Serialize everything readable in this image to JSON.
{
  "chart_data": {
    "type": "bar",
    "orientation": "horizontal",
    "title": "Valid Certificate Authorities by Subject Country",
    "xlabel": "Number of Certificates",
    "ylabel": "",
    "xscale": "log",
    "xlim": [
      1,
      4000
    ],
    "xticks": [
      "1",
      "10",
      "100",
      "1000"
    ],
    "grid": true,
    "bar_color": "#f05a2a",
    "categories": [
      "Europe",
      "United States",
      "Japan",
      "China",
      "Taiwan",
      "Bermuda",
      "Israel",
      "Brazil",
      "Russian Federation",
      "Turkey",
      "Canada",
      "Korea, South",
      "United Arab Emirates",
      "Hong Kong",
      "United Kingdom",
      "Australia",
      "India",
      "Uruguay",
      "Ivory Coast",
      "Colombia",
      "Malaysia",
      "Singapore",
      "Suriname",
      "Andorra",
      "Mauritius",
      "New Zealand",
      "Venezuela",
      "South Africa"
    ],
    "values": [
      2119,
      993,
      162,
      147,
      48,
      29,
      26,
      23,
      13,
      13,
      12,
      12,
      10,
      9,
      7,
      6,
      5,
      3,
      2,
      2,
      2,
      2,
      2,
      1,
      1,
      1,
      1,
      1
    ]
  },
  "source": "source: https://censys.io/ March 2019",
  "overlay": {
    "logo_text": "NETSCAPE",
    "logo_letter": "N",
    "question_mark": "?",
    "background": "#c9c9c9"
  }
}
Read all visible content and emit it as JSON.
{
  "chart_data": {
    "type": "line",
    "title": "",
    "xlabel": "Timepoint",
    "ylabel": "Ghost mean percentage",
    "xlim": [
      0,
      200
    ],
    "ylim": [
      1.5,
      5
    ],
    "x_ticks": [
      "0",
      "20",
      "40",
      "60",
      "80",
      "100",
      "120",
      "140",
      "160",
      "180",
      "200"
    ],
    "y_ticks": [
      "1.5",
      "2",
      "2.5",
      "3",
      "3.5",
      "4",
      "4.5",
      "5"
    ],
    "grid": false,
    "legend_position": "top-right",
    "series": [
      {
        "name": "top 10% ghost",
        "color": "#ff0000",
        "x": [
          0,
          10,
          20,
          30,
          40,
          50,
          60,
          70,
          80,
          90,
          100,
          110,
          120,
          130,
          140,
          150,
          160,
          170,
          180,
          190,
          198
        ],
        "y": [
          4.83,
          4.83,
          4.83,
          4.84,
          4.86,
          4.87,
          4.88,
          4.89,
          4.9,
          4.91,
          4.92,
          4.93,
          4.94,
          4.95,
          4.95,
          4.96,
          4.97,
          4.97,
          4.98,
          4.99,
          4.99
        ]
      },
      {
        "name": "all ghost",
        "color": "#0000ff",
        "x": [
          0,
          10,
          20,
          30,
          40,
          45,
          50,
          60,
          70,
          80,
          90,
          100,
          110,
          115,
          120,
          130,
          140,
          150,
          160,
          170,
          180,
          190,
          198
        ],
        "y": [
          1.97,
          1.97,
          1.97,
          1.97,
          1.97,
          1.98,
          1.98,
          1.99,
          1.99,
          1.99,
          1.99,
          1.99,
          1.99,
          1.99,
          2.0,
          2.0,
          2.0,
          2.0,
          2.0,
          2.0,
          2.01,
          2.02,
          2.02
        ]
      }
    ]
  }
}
◆ ◆ ◆ ◆
### THE EXERCISE
Where a line in the material contains "JSON", copy that line.

### CORRECT RESULT
Serialize everything readable in this image to JSON.
Read all visible content and emit it as JSON.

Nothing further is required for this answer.